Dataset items

***

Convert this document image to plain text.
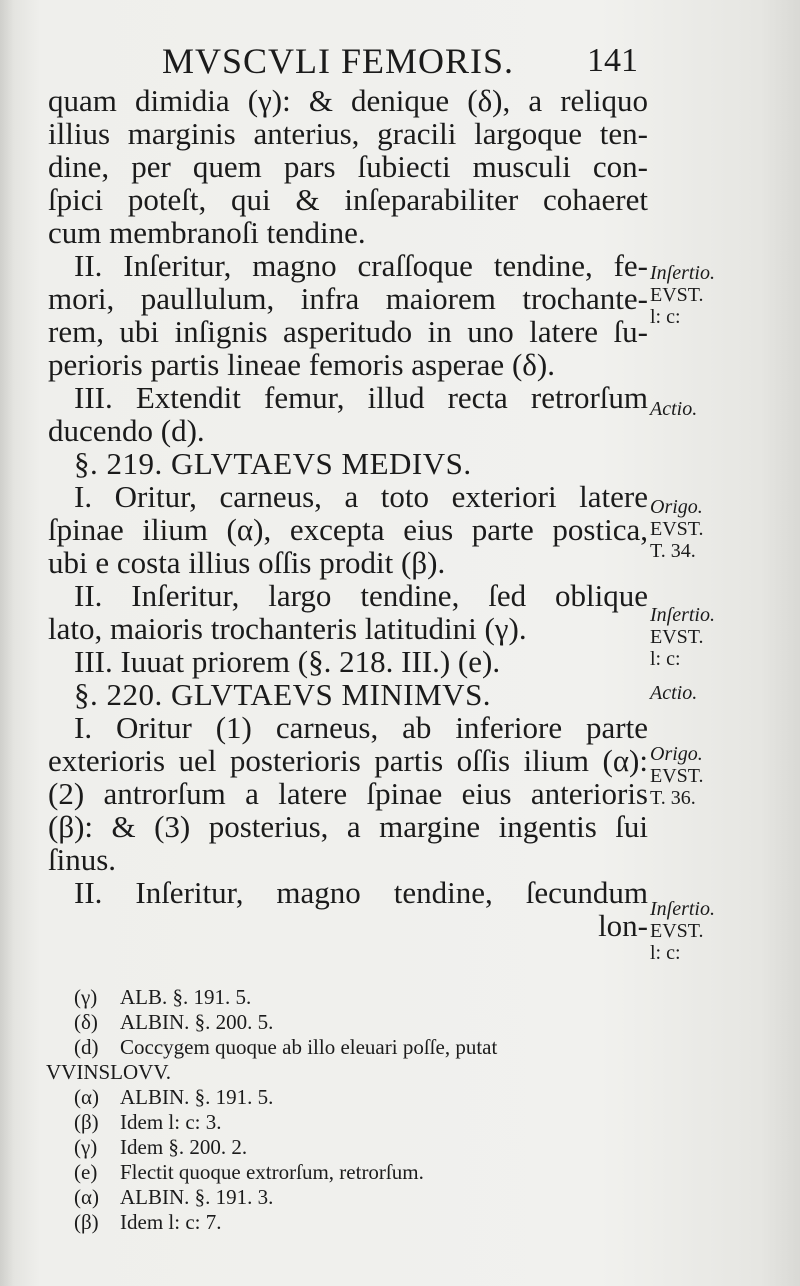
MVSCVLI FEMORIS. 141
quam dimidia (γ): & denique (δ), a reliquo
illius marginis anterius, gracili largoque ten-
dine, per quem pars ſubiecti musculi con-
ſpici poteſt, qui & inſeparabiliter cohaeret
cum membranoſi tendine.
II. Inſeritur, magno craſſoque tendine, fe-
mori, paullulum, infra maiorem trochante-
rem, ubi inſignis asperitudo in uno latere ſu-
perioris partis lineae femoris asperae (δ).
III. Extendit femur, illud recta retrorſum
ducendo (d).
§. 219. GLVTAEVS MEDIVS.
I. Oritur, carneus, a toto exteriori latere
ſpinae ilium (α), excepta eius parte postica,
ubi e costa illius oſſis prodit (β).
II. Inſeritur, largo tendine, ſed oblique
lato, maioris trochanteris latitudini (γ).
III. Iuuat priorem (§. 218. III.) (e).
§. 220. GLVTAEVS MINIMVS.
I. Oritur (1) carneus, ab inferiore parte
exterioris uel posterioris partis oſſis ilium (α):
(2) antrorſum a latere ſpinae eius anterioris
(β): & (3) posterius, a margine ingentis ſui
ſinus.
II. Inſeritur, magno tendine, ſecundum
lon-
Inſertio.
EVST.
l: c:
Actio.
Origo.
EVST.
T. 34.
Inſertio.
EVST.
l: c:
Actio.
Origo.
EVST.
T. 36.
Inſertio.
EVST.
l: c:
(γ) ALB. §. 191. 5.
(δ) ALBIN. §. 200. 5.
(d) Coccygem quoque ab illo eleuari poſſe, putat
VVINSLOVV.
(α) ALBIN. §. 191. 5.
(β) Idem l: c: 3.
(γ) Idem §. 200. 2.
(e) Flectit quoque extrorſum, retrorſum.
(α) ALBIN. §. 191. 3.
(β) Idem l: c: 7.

***

Find each line that has the word "oſſis", then copy it out.

ubi e costa illius oſſis prodit (β).
exterioris uel posterioris partis oſſis ilium (α):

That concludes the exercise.